## What to produce
Keep every line where the word "JSON" appears; drop the rest.

________________

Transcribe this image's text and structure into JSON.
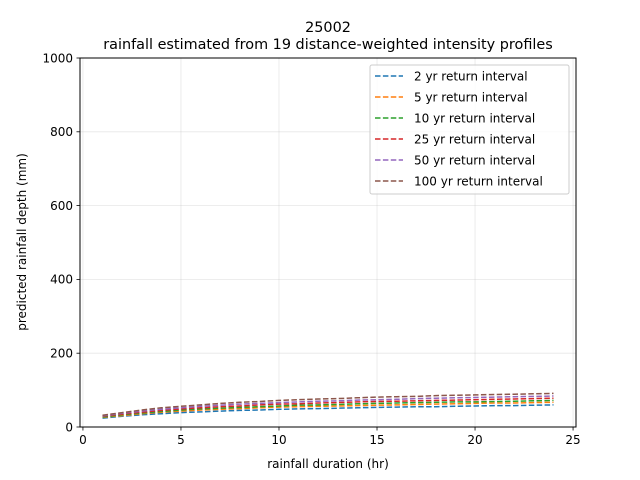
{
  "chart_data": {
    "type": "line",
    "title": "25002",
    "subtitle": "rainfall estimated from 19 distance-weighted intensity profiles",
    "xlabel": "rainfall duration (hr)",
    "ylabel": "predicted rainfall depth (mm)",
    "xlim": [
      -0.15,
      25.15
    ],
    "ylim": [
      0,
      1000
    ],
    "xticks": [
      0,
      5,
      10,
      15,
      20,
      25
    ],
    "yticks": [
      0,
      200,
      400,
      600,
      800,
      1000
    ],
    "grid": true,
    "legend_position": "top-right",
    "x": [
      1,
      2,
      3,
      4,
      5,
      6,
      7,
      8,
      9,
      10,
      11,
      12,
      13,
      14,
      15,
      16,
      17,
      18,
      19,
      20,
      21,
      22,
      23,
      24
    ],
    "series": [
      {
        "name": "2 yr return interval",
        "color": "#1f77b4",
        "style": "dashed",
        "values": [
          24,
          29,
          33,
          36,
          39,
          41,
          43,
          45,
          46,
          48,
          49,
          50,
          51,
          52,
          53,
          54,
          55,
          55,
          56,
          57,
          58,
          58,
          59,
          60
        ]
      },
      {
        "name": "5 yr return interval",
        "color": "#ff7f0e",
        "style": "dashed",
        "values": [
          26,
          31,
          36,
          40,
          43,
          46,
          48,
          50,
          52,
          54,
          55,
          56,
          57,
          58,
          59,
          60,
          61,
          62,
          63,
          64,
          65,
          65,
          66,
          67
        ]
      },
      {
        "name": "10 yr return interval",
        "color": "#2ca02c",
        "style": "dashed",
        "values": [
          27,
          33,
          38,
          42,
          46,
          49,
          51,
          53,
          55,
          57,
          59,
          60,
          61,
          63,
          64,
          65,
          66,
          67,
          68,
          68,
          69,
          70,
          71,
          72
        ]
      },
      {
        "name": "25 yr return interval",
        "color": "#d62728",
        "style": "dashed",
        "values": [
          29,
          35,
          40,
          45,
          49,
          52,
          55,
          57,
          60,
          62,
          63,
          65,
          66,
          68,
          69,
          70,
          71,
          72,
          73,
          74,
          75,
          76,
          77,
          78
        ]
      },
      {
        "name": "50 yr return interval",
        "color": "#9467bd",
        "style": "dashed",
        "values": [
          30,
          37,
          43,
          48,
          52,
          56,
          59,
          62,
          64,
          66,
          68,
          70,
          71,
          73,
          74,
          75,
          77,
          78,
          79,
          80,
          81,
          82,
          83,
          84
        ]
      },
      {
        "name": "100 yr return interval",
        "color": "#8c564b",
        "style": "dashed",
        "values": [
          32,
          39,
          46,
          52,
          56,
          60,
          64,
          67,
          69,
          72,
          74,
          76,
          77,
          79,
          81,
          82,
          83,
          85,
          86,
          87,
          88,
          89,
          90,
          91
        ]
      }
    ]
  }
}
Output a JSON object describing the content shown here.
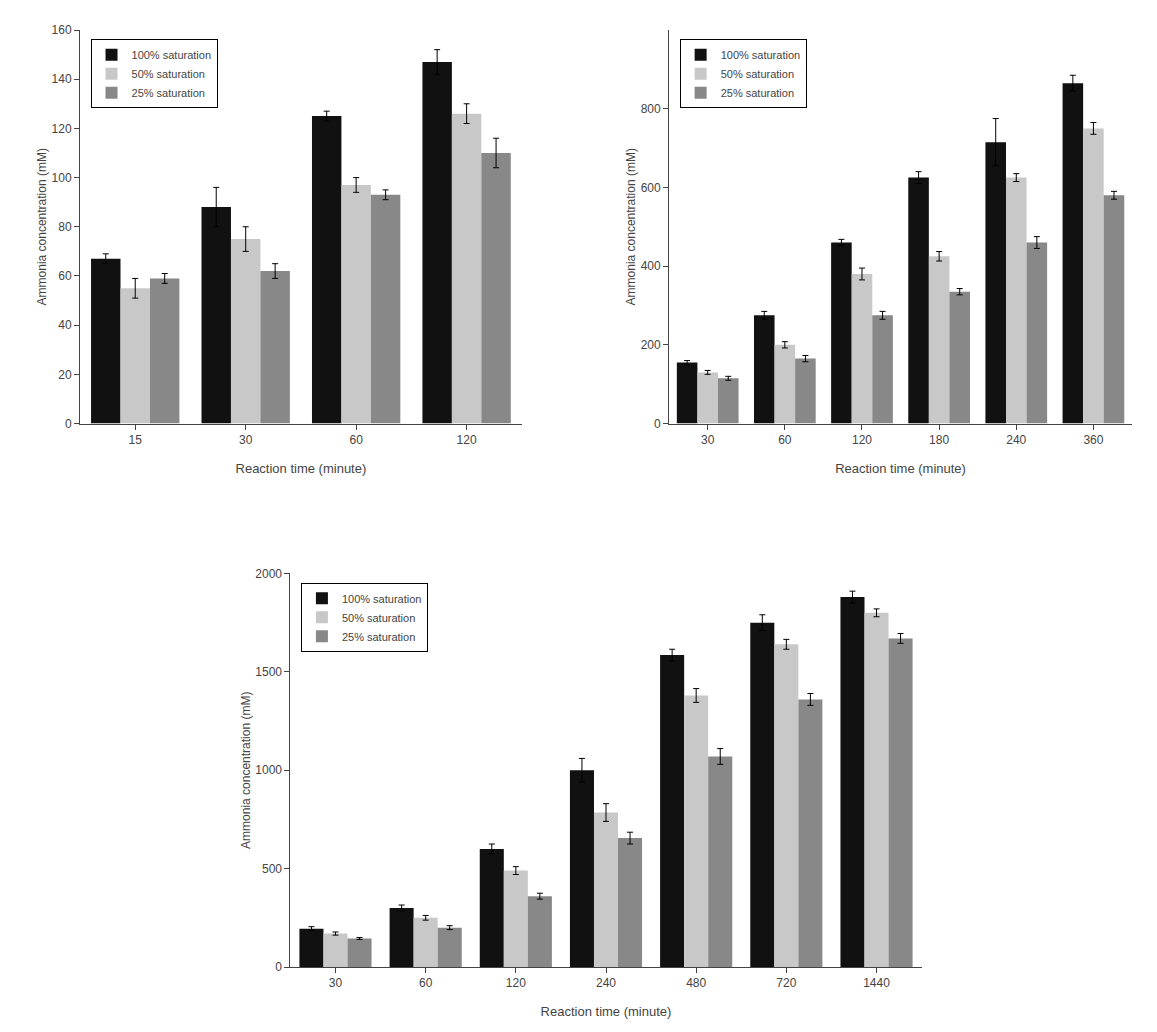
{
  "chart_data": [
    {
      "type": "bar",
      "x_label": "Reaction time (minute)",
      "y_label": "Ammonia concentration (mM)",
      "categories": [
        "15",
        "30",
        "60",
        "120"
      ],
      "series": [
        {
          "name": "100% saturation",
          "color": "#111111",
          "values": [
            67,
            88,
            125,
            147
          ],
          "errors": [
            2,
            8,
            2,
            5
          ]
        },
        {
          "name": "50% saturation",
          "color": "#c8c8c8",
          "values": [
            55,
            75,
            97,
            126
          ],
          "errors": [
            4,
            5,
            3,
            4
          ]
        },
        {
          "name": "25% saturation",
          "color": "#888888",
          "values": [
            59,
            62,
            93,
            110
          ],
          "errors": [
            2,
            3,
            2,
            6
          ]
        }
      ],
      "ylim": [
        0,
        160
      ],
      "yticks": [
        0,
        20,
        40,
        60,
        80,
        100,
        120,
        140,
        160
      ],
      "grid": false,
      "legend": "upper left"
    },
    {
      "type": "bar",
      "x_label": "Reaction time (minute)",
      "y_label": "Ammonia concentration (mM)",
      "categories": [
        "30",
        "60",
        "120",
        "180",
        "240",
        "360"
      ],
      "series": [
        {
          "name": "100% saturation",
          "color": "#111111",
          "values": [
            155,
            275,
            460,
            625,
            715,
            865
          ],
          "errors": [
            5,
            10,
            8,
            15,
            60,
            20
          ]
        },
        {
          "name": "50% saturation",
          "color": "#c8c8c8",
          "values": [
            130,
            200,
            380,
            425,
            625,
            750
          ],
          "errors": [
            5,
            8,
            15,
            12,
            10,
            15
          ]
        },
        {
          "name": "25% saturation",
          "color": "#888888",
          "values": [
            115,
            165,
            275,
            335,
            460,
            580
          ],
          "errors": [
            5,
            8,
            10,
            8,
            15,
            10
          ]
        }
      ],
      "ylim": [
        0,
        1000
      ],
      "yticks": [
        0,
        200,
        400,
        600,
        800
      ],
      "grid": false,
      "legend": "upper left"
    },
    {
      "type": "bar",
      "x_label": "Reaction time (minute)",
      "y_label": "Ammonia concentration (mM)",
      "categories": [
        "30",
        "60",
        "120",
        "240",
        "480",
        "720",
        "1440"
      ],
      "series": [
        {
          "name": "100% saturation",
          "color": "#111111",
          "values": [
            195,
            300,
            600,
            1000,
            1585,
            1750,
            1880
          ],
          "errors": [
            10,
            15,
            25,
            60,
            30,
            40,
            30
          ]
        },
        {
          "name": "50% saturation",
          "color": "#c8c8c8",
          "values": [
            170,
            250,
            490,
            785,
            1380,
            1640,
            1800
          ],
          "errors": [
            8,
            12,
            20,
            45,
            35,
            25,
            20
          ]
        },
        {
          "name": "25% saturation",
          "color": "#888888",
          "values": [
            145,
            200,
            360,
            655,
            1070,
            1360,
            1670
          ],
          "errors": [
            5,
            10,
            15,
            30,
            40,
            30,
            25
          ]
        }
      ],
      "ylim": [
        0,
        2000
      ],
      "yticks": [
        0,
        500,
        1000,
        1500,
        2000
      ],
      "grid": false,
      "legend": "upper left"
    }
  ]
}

________________

## Solution
Transcribe this image's text and structure into JSON.
Output a JSON object describing the content shown here.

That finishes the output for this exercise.